(What you have to do) Find the word "noise" in the records below. List each line containing it.

(Data to process)
===============

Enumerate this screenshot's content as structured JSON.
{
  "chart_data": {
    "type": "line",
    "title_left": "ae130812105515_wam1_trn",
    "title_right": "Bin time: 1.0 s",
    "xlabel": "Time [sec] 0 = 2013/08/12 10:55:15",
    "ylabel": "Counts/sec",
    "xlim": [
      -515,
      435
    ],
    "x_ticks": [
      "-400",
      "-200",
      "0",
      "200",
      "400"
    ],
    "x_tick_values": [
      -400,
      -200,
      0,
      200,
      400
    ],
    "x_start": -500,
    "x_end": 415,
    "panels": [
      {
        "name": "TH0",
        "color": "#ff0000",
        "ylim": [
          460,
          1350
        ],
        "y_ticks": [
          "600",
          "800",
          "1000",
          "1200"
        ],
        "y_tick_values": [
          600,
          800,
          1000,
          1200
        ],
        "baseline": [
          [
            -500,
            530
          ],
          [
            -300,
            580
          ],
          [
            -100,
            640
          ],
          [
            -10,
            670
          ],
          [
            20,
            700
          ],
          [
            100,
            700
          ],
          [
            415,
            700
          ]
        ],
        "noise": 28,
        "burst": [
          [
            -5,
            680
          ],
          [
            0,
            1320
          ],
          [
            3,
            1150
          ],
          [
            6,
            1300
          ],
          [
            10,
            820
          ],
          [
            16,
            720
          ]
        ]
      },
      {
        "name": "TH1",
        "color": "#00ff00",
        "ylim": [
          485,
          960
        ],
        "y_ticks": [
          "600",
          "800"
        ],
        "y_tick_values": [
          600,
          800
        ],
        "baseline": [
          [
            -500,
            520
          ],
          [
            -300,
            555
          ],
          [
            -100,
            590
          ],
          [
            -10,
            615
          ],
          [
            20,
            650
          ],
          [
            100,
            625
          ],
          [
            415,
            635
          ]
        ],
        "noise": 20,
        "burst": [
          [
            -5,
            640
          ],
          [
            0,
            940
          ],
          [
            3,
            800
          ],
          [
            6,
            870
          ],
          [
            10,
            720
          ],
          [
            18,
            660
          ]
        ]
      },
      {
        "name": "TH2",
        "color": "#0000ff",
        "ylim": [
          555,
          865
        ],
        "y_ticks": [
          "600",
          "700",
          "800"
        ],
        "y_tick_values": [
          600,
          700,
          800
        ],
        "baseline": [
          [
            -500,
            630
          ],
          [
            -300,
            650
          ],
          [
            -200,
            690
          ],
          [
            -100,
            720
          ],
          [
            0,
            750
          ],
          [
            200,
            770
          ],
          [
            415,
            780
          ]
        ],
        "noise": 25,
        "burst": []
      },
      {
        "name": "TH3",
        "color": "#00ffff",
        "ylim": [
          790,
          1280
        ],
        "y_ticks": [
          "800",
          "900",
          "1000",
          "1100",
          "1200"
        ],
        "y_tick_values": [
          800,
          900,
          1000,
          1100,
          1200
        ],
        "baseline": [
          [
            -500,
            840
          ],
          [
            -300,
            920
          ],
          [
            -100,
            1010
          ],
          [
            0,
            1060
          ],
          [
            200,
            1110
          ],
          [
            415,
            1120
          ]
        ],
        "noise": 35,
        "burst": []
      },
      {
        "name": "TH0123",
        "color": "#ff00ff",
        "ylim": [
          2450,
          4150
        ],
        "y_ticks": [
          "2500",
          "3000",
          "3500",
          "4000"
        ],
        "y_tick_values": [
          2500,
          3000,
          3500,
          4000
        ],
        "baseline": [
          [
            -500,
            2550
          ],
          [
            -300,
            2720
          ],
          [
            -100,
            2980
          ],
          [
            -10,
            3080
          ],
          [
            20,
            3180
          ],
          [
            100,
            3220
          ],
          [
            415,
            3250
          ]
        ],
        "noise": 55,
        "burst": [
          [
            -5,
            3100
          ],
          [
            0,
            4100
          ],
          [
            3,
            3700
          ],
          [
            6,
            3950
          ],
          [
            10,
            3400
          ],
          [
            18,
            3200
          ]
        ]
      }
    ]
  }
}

===============

(Written response)
        "noise": 28,
        "noise": 20,
        "noise": 25,
        "noise": 35,
        "noise": 55,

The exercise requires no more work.